YOUR INSTRUCTIONS => Copy each line containing the word "Social" from the records that follow, please.

Figure collection entries
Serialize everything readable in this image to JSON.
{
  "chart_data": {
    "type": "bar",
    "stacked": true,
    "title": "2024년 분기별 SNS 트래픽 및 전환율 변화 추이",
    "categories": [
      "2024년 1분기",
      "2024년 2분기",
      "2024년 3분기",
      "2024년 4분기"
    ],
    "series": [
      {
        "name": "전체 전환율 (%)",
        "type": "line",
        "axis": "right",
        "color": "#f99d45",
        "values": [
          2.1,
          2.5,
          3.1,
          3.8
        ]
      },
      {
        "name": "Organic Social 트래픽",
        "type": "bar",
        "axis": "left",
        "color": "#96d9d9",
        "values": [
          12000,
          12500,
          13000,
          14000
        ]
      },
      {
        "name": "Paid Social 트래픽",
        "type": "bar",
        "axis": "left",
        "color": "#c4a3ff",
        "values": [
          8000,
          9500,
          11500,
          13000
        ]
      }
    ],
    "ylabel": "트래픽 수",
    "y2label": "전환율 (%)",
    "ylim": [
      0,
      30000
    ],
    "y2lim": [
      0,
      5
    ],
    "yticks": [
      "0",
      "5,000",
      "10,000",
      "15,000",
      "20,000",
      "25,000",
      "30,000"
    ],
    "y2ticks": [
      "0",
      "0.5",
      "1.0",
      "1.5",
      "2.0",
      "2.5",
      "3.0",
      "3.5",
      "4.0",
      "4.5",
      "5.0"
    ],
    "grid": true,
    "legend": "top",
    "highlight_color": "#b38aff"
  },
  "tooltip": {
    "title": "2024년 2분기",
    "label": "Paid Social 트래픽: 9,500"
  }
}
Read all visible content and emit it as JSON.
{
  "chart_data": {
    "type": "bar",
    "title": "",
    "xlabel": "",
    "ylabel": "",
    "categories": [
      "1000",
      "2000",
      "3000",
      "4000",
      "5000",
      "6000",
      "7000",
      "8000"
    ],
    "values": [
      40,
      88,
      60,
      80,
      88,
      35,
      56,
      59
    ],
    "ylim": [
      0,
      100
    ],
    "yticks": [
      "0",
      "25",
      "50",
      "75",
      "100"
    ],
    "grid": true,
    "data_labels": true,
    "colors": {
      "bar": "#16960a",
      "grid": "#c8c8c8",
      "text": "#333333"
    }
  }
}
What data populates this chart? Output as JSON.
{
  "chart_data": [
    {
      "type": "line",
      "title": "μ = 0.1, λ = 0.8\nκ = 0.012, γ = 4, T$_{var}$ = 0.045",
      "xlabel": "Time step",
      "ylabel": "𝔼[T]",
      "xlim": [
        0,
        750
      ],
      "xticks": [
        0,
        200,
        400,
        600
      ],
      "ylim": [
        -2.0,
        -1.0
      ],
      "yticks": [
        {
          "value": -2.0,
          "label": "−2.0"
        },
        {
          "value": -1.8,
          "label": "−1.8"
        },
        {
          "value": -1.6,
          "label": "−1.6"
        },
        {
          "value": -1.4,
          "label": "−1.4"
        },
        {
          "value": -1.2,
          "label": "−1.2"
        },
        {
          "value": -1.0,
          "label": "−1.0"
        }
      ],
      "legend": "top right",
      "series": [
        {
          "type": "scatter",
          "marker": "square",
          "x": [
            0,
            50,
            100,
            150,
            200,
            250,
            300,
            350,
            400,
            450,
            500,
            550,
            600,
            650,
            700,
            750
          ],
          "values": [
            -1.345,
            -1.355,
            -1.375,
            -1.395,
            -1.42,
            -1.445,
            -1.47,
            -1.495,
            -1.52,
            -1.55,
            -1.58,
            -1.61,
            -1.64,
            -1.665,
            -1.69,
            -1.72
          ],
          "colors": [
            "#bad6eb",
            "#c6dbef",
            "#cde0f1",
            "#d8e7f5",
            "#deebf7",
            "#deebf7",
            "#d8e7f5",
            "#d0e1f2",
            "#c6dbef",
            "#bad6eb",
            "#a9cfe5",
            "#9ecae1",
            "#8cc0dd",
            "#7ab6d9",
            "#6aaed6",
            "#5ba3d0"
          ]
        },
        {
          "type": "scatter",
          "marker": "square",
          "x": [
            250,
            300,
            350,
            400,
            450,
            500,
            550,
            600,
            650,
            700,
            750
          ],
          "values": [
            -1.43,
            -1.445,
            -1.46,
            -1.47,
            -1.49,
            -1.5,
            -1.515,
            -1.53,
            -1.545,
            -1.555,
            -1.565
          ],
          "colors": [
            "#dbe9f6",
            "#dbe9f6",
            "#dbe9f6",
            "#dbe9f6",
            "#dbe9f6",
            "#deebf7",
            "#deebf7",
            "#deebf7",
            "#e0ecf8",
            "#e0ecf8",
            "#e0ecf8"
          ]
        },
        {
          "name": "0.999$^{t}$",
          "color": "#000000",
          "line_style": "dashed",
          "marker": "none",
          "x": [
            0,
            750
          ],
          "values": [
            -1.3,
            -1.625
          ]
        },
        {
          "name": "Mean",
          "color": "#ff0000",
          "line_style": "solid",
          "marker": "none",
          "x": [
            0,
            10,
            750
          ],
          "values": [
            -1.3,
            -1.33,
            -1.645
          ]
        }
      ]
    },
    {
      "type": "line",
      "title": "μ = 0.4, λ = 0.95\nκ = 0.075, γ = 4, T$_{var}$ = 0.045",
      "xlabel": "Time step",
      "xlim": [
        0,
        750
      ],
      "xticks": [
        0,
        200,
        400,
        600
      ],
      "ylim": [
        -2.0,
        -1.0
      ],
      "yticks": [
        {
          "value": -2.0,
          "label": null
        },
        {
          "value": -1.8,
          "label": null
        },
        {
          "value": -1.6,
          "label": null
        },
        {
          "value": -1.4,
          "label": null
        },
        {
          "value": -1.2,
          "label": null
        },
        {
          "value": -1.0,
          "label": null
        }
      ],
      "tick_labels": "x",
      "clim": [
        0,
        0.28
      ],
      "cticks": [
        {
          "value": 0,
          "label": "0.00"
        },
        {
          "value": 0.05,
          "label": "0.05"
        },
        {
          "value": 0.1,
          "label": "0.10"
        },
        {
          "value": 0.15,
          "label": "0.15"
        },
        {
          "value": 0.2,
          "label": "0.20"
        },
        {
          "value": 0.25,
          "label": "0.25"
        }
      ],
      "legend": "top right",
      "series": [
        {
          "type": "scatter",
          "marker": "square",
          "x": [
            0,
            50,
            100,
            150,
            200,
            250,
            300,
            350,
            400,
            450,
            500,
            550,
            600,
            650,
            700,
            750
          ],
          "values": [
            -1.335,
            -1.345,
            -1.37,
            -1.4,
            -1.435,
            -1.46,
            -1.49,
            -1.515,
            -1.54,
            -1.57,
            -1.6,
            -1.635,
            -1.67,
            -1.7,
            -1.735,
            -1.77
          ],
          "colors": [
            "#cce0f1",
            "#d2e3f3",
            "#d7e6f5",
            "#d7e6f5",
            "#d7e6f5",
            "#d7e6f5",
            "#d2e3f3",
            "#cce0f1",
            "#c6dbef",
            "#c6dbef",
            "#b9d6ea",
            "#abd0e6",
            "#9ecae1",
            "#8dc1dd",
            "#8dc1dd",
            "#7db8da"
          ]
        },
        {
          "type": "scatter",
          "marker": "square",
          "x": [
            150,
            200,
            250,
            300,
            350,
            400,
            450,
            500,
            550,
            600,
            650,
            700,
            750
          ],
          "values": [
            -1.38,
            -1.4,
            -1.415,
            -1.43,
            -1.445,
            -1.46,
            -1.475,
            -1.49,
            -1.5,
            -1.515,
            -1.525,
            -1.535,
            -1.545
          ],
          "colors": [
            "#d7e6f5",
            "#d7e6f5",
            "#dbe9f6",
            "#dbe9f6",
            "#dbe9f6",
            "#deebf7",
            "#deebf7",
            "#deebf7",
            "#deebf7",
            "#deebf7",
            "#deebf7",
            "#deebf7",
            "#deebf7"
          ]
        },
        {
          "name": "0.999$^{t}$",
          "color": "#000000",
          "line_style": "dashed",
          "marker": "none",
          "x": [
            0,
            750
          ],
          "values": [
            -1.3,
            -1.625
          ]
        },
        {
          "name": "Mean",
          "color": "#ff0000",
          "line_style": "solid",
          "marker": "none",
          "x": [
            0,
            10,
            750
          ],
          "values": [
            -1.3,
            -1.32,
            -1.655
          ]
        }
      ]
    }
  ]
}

RESPONSE TO THE TASK =>
        "name": "Organic Social 트래픽",
        "name": "Paid Social 트래픽",
    "label": "Paid Social 트래픽: 9,500"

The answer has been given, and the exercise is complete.